◆ Goal
Return all the data, word for word.

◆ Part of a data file
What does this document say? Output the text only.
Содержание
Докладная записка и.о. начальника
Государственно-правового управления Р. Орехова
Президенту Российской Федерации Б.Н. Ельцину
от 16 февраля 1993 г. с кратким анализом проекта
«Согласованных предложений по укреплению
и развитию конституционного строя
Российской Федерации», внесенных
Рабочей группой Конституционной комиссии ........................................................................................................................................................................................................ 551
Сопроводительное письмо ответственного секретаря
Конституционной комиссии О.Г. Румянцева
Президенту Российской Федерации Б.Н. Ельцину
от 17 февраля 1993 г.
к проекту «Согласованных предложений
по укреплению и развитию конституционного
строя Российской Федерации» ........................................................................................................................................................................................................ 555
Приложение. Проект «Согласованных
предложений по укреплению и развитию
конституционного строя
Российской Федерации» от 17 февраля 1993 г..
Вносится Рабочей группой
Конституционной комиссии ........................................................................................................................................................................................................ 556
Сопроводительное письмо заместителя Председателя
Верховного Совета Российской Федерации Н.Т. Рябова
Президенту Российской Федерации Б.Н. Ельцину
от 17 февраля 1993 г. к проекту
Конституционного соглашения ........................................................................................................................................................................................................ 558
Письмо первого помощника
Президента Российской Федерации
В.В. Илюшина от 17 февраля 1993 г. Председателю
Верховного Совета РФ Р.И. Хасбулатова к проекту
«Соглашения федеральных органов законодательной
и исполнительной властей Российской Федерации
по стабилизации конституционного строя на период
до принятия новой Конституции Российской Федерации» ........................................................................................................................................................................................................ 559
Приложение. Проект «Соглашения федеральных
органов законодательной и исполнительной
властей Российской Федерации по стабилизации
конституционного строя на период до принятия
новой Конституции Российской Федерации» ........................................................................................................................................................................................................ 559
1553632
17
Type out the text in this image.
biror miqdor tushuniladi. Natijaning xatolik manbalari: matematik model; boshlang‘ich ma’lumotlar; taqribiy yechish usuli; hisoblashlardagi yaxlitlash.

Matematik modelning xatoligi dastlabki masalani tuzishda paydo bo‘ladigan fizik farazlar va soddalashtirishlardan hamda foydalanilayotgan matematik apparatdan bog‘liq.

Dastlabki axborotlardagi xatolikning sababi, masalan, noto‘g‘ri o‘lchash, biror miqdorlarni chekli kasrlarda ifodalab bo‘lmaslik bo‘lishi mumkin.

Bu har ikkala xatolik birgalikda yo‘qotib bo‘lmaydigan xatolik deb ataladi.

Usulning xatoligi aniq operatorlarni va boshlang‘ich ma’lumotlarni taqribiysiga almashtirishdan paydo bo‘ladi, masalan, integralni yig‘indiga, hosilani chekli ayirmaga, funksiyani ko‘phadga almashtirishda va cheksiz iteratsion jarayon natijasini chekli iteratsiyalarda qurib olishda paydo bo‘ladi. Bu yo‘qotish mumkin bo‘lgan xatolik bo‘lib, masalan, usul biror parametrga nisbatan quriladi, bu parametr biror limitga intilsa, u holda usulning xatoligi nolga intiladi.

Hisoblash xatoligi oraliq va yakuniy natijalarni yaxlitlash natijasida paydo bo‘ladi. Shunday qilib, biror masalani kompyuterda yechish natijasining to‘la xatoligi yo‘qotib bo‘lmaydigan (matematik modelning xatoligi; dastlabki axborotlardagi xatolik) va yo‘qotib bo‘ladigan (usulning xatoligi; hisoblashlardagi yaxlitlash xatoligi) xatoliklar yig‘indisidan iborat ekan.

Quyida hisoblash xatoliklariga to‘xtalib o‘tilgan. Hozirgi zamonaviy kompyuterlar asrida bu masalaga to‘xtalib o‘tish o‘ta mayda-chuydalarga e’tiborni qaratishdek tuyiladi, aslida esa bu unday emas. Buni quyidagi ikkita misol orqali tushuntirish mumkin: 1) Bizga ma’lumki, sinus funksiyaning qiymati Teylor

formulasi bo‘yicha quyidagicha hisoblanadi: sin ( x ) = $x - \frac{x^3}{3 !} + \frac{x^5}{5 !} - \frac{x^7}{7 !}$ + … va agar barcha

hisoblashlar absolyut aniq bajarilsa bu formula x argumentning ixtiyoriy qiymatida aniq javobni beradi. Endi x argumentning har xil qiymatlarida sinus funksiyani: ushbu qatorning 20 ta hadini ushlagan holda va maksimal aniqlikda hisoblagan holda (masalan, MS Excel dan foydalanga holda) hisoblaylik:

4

◆ Answer in full
What does this document say? Output the text only.
Содержание
Докладная записка и.о. начальника
Государственно-правового управления Р. Орехова
Президенту Российской Федерации Б.Н. Ельцину
от 16 февраля 1993 г. с кратким анализом проекта
«Согласованных предложений по укреплению
и развитию конституционного строя
Российской Федерации», внесенных
Рабочей группой Конституционной комиссии ........................................................................................................................................................................................................ 551
Сопроводительное письмо ответственного секретаря
Конституционной комиссии О.Г. Румянцева
Президенту Российской Федерации Б.Н. Ельцину
от 17 февраля 1993 г.
к проекту «Согласованных предложений
по укреплению и развитию конституционного
строя Российской Федерации» ........................................................................................................................................................................................................ 555
Приложение. Проект «Согласованных
предложений по укреплению и развитию
конституционного строя
Российской Федерации» от 17 февраля 1993 г..
Вносится Рабочей группой
Конституционной комиссии ........................................................................................................................................................................................................ 556
Сопроводительное письмо заместителя Председателя
Верховного Совета Российской Федерации Н.Т. Рябова
Президенту Российской Федерации Б.Н. Ельцину
от 17 февраля 1993 г. к проекту
Конституционного соглашения ........................................................................................................................................................................................................ 558
Письмо первого помощника
Президента Российской Федерации
В.В. Илюшина от 17 февраля 1993 г. Председателю
Верховного Совета РФ Р.И. Хасбулатова к проекту
«Соглашения федеральных органов законодательной
и исполнительной властей Российской Федерации
по стабилизации конституционного строя на период
до принятия новой Конституции Российской Федерации» ........................................................................................................................................................................................................ 559
Приложение. Проект «Соглашения федеральных
органов законодательной и исполнительной
властей Российской Федерации по стабилизации
конституционного строя на период до принятия
новой Конституции Российской Федерации» ........................................................................................................................................................................................................ 559
1553632
17
Type out the text in this image.
biror miqdor tushuniladi. Natijaning xatolik manbalari: matematik model; boshlang‘ich ma’lumotlar; taqribiy yechish usuli; hisoblashlardagi yaxlitlash.

Matematik modelning xatoligi dastlabki masalani tuzishda paydo bo‘ladigan fizik farazlar va soddalashtirishlardan hamda foydalanilayotgan matematik apparatdan bog‘liq.

Dastlabki axborotlardagi xatolikning sababi, masalan, noto‘g‘ri o‘lchash, biror miqdorlarni chekli kasrlarda ifodalab bo‘lmaslik bo‘lishi mumkin.

Bu har ikkala xatolik birgalikda yo‘qotib bo‘lmaydigan xatolik deb ataladi.

Usulning xatoligi aniq operatorlarni va boshlang‘ich ma’lumotlarni taqribiysiga almashtirishdan paydo bo‘ladi, masalan, integralni yig‘indiga, hosilani chekli ayirmaga, funksiyani ko‘phadga almashtirishda va cheksiz iteratsion jarayon natijasini chekli iteratsiyalarda qurib olishda paydo bo‘ladi. Bu yo‘qotish mumkin bo‘lgan xatolik bo‘lib, masalan, usul biror parametrga nisbatan quriladi, bu parametr biror limitga intilsa, u holda usulning xatoligi nolga intiladi.

Hisoblash xatoligi oraliq va yakuniy natijalarni yaxlitlash natijasida paydo bo‘ladi. Shunday qilib, biror masalani kompyuterda yechish natijasining to‘la xatoligi yo‘qotib bo‘lmaydigan (matematik modelning xatoligi; dastlabki axborotlardagi xatolik) va yo‘qotib bo‘ladigan (usulning xatoligi; hisoblashlardagi yaxlitlash xatoligi) xatoliklar yig‘indisidan iborat ekan.

Quyida hisoblash xatoliklariga to‘xtalib o‘tilgan. Hozirgi zamonaviy kompyuterlar asrida bu masalaga to‘xtalib o‘tish o‘ta mayda-chuydalarga e’tiborni qaratishdek tuyiladi, aslida esa bu unday emas. Buni quyidagi ikkita misol orqali tushuntirish mumkin: 1) Bizga ma’lumki, sinus funksiyaning qiymati Teylor

formulasi bo‘yicha quyidagicha hisoblanadi: sin ( x ) = $x - \frac{x^3}{3 !} + \frac{x^5}{5 !} - \frac{x^7}{7 !}$ + … va agar barcha

hisoblashlar absolyut aniq bajarilsa bu formula x argumentning ixtiyoriy qiymatida aniq javobni beradi. Endi x argumentning har xil qiymatlarida sinus funksiyani: ushbu qatorning 20 ta hadini ushlagan holda va maksimal aniqlikda hisoblagan holda (masalan, MS Excel dan foydalanga holda) hisoblaylik:

4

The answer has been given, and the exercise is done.